**What to produce:**
Put every line of the records below into a numbered list, omitting any blank lines.

**Data records:**
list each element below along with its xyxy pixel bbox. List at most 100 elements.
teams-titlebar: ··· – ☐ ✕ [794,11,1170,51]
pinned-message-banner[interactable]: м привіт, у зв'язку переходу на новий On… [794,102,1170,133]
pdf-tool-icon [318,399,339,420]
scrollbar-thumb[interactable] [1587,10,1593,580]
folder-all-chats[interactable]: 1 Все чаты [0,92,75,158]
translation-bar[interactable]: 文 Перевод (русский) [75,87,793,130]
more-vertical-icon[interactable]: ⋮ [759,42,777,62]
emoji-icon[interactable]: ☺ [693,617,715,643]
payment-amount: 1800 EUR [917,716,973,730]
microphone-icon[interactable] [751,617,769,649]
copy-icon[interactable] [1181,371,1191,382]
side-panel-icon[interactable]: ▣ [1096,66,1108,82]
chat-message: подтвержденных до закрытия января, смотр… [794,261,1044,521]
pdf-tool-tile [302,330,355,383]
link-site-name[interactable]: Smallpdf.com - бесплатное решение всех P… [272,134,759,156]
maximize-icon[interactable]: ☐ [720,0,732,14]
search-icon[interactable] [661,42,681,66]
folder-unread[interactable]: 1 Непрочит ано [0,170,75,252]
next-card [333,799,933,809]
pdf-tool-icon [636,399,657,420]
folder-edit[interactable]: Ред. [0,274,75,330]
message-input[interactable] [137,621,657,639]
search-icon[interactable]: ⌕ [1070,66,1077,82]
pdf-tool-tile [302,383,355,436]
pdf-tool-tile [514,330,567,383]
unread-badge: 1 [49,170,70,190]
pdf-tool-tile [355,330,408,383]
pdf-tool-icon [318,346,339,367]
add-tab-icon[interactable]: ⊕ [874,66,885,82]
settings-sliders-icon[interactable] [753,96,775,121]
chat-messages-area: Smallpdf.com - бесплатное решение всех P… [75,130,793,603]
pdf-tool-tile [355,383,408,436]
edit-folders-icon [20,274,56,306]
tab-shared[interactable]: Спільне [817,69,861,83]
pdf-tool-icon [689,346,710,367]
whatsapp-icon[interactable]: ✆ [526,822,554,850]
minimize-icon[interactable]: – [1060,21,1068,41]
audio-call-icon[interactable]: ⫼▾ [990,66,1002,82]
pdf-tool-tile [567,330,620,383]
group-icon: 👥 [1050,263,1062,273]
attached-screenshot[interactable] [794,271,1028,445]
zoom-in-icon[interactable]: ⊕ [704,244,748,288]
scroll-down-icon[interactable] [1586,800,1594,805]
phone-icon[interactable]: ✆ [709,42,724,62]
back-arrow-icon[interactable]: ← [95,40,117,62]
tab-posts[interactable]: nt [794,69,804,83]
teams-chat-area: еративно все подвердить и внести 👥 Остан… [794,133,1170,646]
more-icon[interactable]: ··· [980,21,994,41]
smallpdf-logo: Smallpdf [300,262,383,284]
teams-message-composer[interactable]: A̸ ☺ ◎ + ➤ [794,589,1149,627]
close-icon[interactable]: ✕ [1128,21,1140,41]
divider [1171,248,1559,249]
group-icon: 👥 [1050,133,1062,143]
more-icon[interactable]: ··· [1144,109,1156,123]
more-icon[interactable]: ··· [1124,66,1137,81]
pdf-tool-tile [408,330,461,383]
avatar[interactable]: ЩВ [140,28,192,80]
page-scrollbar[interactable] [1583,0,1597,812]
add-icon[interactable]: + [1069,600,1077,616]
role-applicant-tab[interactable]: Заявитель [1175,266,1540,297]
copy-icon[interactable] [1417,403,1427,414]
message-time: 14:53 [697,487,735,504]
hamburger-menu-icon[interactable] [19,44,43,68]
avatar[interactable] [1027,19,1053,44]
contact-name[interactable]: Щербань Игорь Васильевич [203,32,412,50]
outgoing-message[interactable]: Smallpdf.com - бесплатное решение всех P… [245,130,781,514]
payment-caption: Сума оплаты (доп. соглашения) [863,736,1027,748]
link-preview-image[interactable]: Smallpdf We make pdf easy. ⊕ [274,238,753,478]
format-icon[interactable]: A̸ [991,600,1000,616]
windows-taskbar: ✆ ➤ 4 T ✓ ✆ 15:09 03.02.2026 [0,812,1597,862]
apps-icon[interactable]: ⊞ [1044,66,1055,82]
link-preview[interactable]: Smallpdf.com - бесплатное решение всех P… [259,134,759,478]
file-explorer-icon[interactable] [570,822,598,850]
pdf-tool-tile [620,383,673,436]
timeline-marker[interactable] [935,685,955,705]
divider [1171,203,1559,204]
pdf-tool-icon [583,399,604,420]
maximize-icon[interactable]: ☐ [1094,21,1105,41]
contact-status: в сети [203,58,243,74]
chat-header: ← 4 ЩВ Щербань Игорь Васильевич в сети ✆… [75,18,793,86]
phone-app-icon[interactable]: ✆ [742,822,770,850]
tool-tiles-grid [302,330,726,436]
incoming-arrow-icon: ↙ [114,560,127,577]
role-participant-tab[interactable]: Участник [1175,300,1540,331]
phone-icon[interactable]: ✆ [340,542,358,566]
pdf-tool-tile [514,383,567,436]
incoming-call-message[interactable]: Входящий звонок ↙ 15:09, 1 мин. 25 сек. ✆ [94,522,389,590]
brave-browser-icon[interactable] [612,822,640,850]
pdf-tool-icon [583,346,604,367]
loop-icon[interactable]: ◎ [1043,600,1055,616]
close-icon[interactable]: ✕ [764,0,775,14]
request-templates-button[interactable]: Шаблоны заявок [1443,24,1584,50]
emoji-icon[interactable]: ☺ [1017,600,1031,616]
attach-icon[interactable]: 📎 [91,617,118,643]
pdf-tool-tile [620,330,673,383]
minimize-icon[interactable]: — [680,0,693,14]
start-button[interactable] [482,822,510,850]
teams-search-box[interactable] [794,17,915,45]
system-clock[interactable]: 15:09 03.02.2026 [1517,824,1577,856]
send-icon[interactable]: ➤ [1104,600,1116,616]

**Output for this exercise:**
1. list each element below along with its xyxy pixel bbox. List at most 100 elements.
2. teams-titlebar: ··· – ☐ ✕ [794,11,1170,51]
3. pinned-message-banner[interactable]: м привіт, у зв'язку переходу на новий On… [794,102,1170,133]
4. pdf-tool-icon [318,399,339,420]
5. scrollbar-thumb[interactable] [1587,10,1593,580]
6. folder-all-chats[interactable]: 1 Все чаты [0,92,75,158]
7. translation-bar[interactable]: 文 Перевод (русский) [75,87,793,130]
8. more-vertical-icon[interactable]: ⋮ [759,42,777,62]
9. emoji-icon[interactable]: ☺ [693,617,715,643]
10. payment-amount: 1800 EUR [917,716,973,730]
11. microphone-icon[interactable] [751,617,769,649]
12. copy-icon[interactable] [1181,371,1191,382]
13. side-panel-icon[interactable]: ▣ [1096,66,1108,82]
14. chat-message: подтвержденных до закрытия января, смотр… [794,261,1044,521]
15. pdf-tool-tile [302,330,355,383]
16. link-site-name[interactable]: Smallpdf.com - бесплатное решение всех P… [272,134,759,156]
17. maximize-icon[interactable]: ☐ [720,0,732,14]
18. search-icon[interactable] [661,42,681,66]
19. folder-unread[interactable]: 1 Непрочит ано [0,170,75,252]
20. next-card [333,799,933,809]
21. pdf-tool-icon [636,399,657,420]
22. folder-edit[interactable]: Ред. [0,274,75,330]
23. message-input[interactable] [137,621,657,639]
24. search-icon[interactable]: ⌕ [1070,66,1077,82]
25. pdf-tool-tile [302,383,355,436]
26. pdf-tool-tile [514,330,567,383]
27. unread-badge: 1 [49,170,70,190]
28. pdf-tool-tile [355,330,408,383]
29. pdf-tool-icon [318,346,339,367]
30. add-tab-icon[interactable]: ⊕ [874,66,885,82]
31. settings-sliders-icon[interactable] [753,96,775,121]
32. chat-messages-area: Smallpdf.com - бесплатное решение всех P… [75,130,793,603]
33. pdf-tool-tile [355,383,408,436]
34. edit-folders-icon [20,274,56,306]
35. tab-shared[interactable]: Спільне [817,69,861,83]
36. pdf-tool-icon [689,346,710,367]
37. whatsapp-icon[interactable]: ✆ [526,822,554,850]
38. minimize-icon[interactable]: – [1060,21,1068,41]
39. audio-call-icon[interactable]: ⫼▾ [990,66,1002,82]
40. pdf-tool-tile [567,330,620,383]
41. group-icon: 👥 [1050,263,1062,273]
42. attached-screenshot[interactable] [794,271,1028,445]
43. zoom-in-icon[interactable]: ⊕ [704,244,748,288]
44. scroll-down-icon[interactable] [1586,800,1594,805]
45. phone-icon[interactable]: ✆ [709,42,724,62]
46. back-arrow-icon[interactable]: ← [95,40,117,62]
47. tab-posts[interactable]: nt [794,69,804,83]
48. teams-chat-area: еративно все подвердить и внести 👥 Остан… [794,133,1170,646]
49. more-icon[interactable]: ··· [980,21,994,41]
50. smallpdf-logo: Smallpdf [300,262,383,284]
51. teams-message-composer[interactable]: A̸ ☺ ◎ + ➤ [794,589,1149,627]
52. close-icon[interactable]: ✕ [1128,21,1140,41]
53. divider [1171,248,1559,249]
54. group-icon: 👥 [1050,133,1062,143]
55. more-icon[interactable]: ··· [1144,109,1156,123]
56. more-icon[interactable]: ··· [1124,66,1137,81]
57. pdf-tool-tile [408,330,461,383]
58. avatar[interactable]: ЩВ [140,28,192,80]
59. page-scrollbar[interactable] [1583,0,1597,812]
60. add-icon[interactable]: + [1069,600,1077,616]
61. role-applicant-tab[interactable]: Заявитель [1175,266,1540,297]
62. copy-icon[interactable] [1417,403,1427,414]
63. message-time: 14:53 [697,487,735,504]
64. hamburger-menu-icon[interactable] [19,44,43,68]
65. avatar[interactable] [1027,19,1053,44]
66. contact-name[interactable]: Щербань Игорь Васильевич [203,32,412,50]
67. outgoing-message[interactable]: Smallpdf.com - бесплатное решение всех P… [245,130,781,514]
68. payment-caption: Сума оплаты (доп. соглашения) [863,736,1027,748]
69. link-preview-image[interactable]: Smallpdf We make pdf easy. ⊕ [274,238,753,478]
70. format-icon[interactable]: A̸ [991,600,1000,616]
71. windows-taskbar: ✆ ➤ 4 T ✓ ✆ 15:09 03.02.2026 [0,812,1597,862]
72. apps-icon[interactable]: ⊞ [1044,66,1055,82]
73. link-preview[interactable]: Smallpdf.com - бесплатное решение всех P… [259,134,759,478]
74. file-explorer-icon[interactable] [570,822,598,850]
75. pdf-tool-tile [620,383,673,436]
76. timeline-marker[interactable] [935,685,955,705]
77. divider [1171,203,1559,204]
78. pdf-tool-icon [583,399,604,420]
79. maximize-icon[interactable]: ☐ [1094,21,1105,41]
80. contact-status: в сети [203,58,243,74]
81. chat-header: ← 4 ЩВ Щербань Игорь Васильевич в сети ✆… [75,18,793,86]
82. phone-app-icon[interactable]: ✆ [742,822,770,850]
83. tool-tiles-grid [302,330,726,436]
84. incoming-arrow-icon: ↙ [114,560,127,577]
85. role-participant-tab[interactable]: Участник [1175,300,1540,331]
86. phone-icon[interactable]: ✆ [340,542,358,566]
87. pdf-tool-tile [514,383,567,436]
88. incoming-call-message[interactable]: Входящий звонок ↙ 15:09, 1 мин. 25 сек. ✆ [94,522,389,590]
89. brave-browser-icon[interactable] [612,822,640,850]
90. pdf-tool-icon [583,346,604,367]
91. loop-icon[interactable]: ◎ [1043,600,1055,616]
92. close-icon[interactable]: ✕ [764,0,775,14]
93. request-templates-button[interactable]: Шаблоны заявок [1443,24,1584,50]
94. emoji-icon[interactable]: ☺ [1017,600,1031,616]
95. attach-icon[interactable]: 📎 [91,617,118,643]
96. pdf-tool-tile [620,330,673,383]
97. minimize-icon[interactable]: — [680,0,693,14]
98. start-button[interactable] [482,822,510,850]
99. teams-search-box[interactable] [794,17,915,45]
100. system-clock[interactable]: 15:09 03.02.2026 [1517,824,1577,856]
101. send-icon[interactable]: ➤ [1104,600,1116,616]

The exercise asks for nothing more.